> _Challenges_:
[A] Summarize the forum thread about the Norwegian word andres in two sentences.
[B] Carry on the forum thread about the Norwegian word andres, starting right after its final line.

> _Passage to read_:

┄┄┄┄┄┄┄┄┄┄┄┄┄┄┄┄┄┄┄┄

# Norwegian: andres



## Clemica

Hei!

Is it possible to distinguish between the plural and the singular in the possessive form of andres without context?

For example in the sentence innrette seg etter andres behov, which illustrates the verb innrette seg in a dictionnary, can one tell if it's several other peoples' needs or only one other person's needs that is mentionned?

Takk!


----------



## TomTrussel

It is common to add an article to specify singular "innrette seg etter *den* andres behov" or plural "...*de* andres behov"

TT


----------



## Clemica

Takk TomTrussel! Which means that in this case it's not possible to make the difference without more context?


----------



## mosletha

"Andre" is plural, so one can tell that you mean several other peoples' needs. The singular forms are "annen" (male), "anna" (female) and "annet" (neutrum). 


Edit: ah, I neglected that "andre" is _also_ used when you say "den andre", "det andre" and "de andre" - in both plural and singular. Here you do use "den andre" for male/female, "det andre" for neutrum and "de andre" for plural. 

When "andre" stands alone, though, it always means plural.


----------



## Clemica

Takk Mosletha! But _andres_ could also be a possessive definitive form of singular _annen_, not only the possessive form of plural _andre_, right? Please correct me if I'm wrong.


----------



## mosletha

Possessive is tricky in Norwegian!

┄┄┄┄┄┄┄┄┄┄┄┄┄┄┄┄┄┄┄┄

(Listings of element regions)
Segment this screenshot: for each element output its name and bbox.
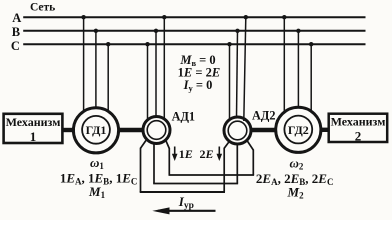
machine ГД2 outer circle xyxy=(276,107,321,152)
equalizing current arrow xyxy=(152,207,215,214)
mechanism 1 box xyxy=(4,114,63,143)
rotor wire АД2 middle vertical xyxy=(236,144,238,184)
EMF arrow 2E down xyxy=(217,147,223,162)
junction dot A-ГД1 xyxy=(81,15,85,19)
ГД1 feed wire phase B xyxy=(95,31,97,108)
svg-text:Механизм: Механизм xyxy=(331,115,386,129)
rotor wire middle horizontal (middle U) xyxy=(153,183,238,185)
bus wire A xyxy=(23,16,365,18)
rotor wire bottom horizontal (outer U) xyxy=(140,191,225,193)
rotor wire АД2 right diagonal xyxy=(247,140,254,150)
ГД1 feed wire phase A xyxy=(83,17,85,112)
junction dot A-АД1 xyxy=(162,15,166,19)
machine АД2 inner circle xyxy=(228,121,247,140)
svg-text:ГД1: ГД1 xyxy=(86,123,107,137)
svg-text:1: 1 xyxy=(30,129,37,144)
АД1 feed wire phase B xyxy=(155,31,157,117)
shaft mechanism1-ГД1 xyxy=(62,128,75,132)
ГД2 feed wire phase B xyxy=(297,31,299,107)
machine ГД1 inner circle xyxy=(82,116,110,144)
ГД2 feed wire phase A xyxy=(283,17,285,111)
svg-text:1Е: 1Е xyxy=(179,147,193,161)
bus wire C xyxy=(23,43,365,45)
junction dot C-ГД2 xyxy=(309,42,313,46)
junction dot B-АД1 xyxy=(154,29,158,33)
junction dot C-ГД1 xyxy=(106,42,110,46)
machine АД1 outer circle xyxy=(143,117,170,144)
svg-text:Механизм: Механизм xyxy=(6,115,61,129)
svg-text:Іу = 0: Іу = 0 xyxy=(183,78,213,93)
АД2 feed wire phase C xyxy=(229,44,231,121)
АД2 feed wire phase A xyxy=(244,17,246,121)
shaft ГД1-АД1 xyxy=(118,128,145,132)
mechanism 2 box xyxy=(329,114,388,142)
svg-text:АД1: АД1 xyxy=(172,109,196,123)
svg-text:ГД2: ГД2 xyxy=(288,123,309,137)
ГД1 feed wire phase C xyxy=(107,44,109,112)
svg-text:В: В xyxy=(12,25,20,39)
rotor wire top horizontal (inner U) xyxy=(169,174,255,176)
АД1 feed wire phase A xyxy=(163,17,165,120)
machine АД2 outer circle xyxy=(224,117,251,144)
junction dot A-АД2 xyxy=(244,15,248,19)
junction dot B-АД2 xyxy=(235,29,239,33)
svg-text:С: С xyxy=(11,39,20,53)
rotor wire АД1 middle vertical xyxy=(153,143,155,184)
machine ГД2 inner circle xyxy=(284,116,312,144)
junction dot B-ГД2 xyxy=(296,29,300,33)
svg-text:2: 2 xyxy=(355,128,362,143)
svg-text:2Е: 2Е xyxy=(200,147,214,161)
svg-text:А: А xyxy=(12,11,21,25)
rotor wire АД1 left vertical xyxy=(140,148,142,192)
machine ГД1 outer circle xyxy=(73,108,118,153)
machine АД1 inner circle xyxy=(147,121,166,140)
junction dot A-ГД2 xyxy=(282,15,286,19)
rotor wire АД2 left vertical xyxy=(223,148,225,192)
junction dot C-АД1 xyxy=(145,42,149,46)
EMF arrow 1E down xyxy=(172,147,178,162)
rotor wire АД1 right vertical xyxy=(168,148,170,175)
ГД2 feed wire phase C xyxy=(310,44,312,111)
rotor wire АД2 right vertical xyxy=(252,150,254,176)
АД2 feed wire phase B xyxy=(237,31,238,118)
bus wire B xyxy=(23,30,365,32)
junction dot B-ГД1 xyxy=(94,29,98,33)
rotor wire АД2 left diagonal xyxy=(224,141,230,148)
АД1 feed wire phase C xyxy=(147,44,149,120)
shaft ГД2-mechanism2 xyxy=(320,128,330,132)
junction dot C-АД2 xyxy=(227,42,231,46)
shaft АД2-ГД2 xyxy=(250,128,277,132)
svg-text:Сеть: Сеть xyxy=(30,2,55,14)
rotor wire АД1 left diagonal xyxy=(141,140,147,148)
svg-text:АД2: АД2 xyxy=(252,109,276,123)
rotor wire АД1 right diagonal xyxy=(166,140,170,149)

┄┄┄┄┄┄┄┄┄┄┄┄┄┄┄┄┄┄┄┄

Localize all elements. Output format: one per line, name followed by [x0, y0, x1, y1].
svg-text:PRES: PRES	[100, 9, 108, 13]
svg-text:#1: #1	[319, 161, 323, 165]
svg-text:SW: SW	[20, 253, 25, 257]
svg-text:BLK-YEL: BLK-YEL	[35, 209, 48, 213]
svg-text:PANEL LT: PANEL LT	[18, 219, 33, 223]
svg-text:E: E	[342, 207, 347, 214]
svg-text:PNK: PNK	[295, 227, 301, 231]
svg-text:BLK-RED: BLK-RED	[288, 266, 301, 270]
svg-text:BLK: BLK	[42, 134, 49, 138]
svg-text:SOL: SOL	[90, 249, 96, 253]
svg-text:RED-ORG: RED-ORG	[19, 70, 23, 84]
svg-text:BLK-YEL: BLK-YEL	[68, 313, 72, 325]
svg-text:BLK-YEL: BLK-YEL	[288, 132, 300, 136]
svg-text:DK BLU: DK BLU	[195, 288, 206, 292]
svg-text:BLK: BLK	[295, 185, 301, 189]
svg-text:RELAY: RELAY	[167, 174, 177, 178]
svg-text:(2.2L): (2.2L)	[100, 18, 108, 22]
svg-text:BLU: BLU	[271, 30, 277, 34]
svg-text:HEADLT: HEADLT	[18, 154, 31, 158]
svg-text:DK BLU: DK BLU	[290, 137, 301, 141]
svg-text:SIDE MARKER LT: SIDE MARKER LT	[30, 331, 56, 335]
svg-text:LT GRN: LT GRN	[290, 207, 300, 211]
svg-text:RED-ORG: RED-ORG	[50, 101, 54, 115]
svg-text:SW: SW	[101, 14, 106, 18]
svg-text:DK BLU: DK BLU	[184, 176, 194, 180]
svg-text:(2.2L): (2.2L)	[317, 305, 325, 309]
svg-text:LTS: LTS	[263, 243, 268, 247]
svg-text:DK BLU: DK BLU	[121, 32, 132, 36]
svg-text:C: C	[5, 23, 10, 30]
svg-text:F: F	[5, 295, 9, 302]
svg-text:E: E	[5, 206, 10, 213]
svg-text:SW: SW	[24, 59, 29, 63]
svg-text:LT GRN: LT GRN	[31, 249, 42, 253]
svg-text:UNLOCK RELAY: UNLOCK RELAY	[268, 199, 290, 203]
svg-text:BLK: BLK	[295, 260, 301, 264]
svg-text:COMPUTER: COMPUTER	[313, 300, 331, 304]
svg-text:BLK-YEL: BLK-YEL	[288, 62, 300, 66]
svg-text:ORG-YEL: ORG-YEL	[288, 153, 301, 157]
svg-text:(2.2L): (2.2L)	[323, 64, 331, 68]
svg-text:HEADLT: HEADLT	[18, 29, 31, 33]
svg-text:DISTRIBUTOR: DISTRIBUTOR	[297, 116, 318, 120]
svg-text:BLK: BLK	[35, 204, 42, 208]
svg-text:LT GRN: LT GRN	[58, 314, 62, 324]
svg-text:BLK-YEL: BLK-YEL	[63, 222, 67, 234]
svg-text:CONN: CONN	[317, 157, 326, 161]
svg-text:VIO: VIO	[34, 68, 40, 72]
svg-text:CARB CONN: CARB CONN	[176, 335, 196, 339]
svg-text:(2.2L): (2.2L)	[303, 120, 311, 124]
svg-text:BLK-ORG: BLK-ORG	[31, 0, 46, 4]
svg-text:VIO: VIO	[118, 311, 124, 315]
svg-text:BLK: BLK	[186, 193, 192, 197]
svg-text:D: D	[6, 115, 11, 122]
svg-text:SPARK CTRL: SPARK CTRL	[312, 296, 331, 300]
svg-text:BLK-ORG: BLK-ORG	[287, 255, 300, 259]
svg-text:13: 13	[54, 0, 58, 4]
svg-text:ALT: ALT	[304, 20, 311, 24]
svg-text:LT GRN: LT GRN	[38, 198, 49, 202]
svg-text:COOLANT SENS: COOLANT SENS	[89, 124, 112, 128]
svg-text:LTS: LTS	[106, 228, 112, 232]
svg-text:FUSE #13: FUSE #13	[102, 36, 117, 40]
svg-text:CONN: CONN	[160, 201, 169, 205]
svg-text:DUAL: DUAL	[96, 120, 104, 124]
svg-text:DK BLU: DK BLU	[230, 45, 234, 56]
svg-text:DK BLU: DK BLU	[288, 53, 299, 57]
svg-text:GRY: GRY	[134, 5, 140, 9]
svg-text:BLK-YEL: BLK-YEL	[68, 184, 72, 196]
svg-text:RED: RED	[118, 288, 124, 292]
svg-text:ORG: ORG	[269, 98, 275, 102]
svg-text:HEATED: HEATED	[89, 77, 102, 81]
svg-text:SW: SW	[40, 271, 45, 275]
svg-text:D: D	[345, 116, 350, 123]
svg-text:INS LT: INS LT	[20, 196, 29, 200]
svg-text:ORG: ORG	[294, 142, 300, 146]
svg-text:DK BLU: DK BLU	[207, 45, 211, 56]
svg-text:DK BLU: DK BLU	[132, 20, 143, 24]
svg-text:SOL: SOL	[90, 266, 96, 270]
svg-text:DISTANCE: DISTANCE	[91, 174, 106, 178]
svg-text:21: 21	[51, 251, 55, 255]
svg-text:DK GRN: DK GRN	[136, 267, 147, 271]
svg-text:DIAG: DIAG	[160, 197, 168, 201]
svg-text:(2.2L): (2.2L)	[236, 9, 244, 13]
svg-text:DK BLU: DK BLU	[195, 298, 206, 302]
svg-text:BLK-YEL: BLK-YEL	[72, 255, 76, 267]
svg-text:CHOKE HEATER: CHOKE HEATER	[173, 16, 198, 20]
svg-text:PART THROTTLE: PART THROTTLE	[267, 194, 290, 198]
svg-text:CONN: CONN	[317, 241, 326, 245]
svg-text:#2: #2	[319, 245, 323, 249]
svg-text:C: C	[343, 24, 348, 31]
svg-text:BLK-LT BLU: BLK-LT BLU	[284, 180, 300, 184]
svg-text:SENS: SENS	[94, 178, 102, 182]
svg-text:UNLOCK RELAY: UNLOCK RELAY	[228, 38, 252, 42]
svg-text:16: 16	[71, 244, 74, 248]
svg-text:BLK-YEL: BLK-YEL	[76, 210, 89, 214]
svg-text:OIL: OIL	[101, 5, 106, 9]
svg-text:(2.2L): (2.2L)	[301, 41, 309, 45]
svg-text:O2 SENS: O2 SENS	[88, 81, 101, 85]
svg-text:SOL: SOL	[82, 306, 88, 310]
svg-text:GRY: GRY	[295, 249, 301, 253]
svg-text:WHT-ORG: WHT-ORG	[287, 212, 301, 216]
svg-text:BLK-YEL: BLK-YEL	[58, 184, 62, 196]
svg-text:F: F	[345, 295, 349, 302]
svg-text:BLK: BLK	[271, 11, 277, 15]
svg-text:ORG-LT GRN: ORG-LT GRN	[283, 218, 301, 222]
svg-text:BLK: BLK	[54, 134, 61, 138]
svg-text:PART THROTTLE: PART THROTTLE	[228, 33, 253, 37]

┄┄┄┄┄┄┄┄┄┄┄┄┄┄┄┄┄┄┄┄

> _Task-by-task outputs_:
[A] A learner asks whether the possessive "andres" shows singular or plural without context, and a reply notes that an article is commonly added to mark the singular ("den andres") or the plural ("de andres"). Another reply explains that "andre" standing alone always means plural, though it also follows "den", "det" and "de" in both numbers, and the learner then asks whether "andres" could also be a definite possessive of the singular "annen".

[B]
The possessive of the male form is "annens" or "annen sin". Possessive of the female form is "annas" or "anna sin" (both are seldom used). Possessive of the neutrum form is "annets" or "annet sin".


----------



## Clemica

I agree that in the indefinite form, possessive for _annen_ would be _annens_/_annen sin_, but what would be the possessive form for _den andre_ then? Could it be the same as the possessive form for _de andre_? In other words, I agree that possessive in Norwegian is tricky!


----------



## TomTrussel

Clemica said:


> Takk Mosletha! But _andres_ could also be a possessive definitive form of singular _annen_, not only the possessive form of plural _andre_, right? Please correct me if I'm wrong.



I believe mosletha is correct when he says "andre/andres" standing alone is always plural.

TT


----------



## Clemica

Mange mange takk Mosletha and TomTrussel! Always clearer when native speaker explain.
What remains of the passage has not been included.